4. Judgment Lamented

And the kings of the earth, who committed acts of immorality and lived sensuously with her, will weep and lament over her when they see the smoke of her burning, standing at a distance because of the fear of her torment, saying, ‘Woe, woe, the great city, Babylon, the strong city! For in one hour your judgment has come.’

“And the merchants of the earth weep and mourn over her, because no one buys their cargoes any more—cargoes of gold and silver and precious stones and pearls and fine linen and purple and silk and scarlet, and every kind of citron wood and every article of ivory and every article made from very costly wood and bronze and iron and marble, and cinnamon and spice and incense and perfume and frankincense and wine and olive oil and fine flour and wheat and cattle and sheep, and cargoes of horses and chariots and slaves and human lives. The fruit you long for has gone from you, and all things that were luxurious and splendid have passed away from you and men will no longer find them. The merchants of these things, who became rich from her, will stand at a distance because of the fear of her torment, weeping and mourning, saying, ‘Woe, woe, the great city, she who was clothed in fine linen and purple and scarlet, and adorned with gold and precious stones and pearls; for in one hour such great wealth has been laid waste!’ And every shipmaster and every passenger and sailor, and as many as make their living by the sea, stood at a distance, and were crying out as they saw the smoke of her burning, saying, ‘What city is like the great city?’ And they threw dust on their heads and were crying out, weeping and mourning, saying, ‘Woe, woe, the great city, in which all who had ships at sea became rich by her wealth, for in one hour she has been laid waste!’(18:9–19)

a.          Nothing so clearly reveals the hardness of sinners’ hearts as their lack of sorrow over their sin. Through the years of devastating judgments, the Tribulation sinners will relentlessly refuse to mourn over their sin.

                                 i.      But though they will not lament over their sin, they will cry over the destruction of Babylon. When the glorious centerpiece, the head of Antichrist’s empire, is judged and destroyed, there will be worldwide dismay and mourning.

                                ii.      The first mourners introduced are the leaders, the kings of the earth. This group includes the ten kings who rule Antichrist’s kingdom under his authority (17:12), as well as the rest of the world’s leaders under them. They will greet the news of Babylon’s destruction with shock and dismay.

a.        The destruction of the seat of Antichrist’s political and economic power will strike a fatal blow to his empire. The fall of Babylon will be a symbol of the fall of that entire evil world system.

b.       These leaders are the same ones who committed acts of immorality and lived sensuously with her (v. 3). Once again, Babylon is pictured as a harlot (cf. 17:1, 15, 16), whose death causes her lovers to weep and lament over her.

c.        Some of those crossing the Euphrates on their way to Armageddon (16:12) may actually see the smoke rising from the burning city (cf. Gen. 19:28; Josh. 8:20–21; Isa. 34:10). The rest will watch Babylon’s destruction through the world’s media.

d.       All will be careful to keep their distance from the stricken city. They will be powerless to help and will fear that they may share her torment.

———

[DIRECTIONS]:
• A. Transcribe the commentary on Babylon's fall from "a.          Nothing so" up to and including "dismay and mourning.".
• B. Write the next part of the commentary on Babylon's fall, picking up after its final sentence.

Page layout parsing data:
———

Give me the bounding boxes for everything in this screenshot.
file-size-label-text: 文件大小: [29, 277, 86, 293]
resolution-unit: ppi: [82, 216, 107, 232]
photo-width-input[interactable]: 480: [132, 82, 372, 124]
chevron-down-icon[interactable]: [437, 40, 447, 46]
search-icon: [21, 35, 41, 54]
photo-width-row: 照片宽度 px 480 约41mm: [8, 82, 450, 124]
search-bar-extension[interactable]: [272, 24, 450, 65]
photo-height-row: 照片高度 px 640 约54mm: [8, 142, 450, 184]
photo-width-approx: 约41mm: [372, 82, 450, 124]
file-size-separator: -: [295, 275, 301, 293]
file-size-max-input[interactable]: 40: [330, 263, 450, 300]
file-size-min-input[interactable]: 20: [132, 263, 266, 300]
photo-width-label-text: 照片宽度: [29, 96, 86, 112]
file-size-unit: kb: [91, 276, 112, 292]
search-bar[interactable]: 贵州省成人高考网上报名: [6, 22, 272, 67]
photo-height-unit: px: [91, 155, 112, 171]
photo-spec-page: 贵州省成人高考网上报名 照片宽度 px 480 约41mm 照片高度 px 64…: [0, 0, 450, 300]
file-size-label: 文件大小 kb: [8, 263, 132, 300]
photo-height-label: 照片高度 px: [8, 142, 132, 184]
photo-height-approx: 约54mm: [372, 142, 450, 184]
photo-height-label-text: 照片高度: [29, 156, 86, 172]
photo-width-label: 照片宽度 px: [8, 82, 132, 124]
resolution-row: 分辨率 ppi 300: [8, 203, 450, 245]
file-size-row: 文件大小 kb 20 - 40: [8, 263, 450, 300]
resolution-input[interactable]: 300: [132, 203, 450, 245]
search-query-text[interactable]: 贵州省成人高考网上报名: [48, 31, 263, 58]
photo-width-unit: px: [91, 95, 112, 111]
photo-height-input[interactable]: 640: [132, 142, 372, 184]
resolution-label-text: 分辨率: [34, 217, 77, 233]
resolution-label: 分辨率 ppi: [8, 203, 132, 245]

———

[ANSWERS TO THE EXERCISE]:
• A.
a.          Nothing so clearly reveals the hardness of sinners’ hearts as their lack of sorrow over their sin. Through the years of devastating judgments, the Tribulation sinners will relentlessly refuse to mourn over their sin.

                                 i.      But though they will not lament over their sin, they will cry over the destruction of Babylon. When the glorious centerpiece, the head of Antichrist’s empire, is judged and destroyed, there will be worldwide dismay and mourning.

• B.
e.        This fearful scene supports the idea that Babylon is an actual city, not a symbol for the entire world system.

f.         Obviously, the entire world is not destroyed at this point, since those watching Babylon burn are safe for the moment. Babylon’s destruction is, however, a precursor to the doom that will soon fall on the entire world.

g.       As they watch her burn, the leaders will cry out in anguish, Woe, woe, the great city, Babylon, the strong city! For in one hour your judgment has come.” As the crown jewel of Antichrist’s empire, Babylon will be a great city. And since it will have survived the devastating judgments of the Tribulation up to that point, the leaders will believe it to be a strong city.

h.       Thus, Babylon’s swift destruction will shock and amaze them, and they will cry out to her in dismay, For in one hour your judgment has come.” The judgment on Babylon will happen rapidly, just as verse 8 predicted.

                              iii.      The next mourners to appear on the scene are the merchants of the earth.

a.        These businessmen will weep and mourn over Babylon because no one buys their cargoes any more.

b.       The destruction of Antichrist’s capital will end any semblance of normalcy on the devastated planet. Whatever economic activity will have been taking place on an earth reeling under the escalating difficulty brought on by the catastrophic divine judgments will then come to a halt.

c.        Then follows a list of twenty-eight items or categories of merchandise that comprised the merchants’ cargoes: gold and silver and precious stones and pearls and fine linen and purple and silk and scarlet, and every kind of citron wood and every article of ivory and every article made from very costly wood and bronze and iron and marble, and cinnamon and spice and incense and perfume and frankincense and wine and olive oil and fine flour and wheat and cattle and sheep, and cargoes of horses and chariots and slaves and human lives (lit. “bodies and souls of men”).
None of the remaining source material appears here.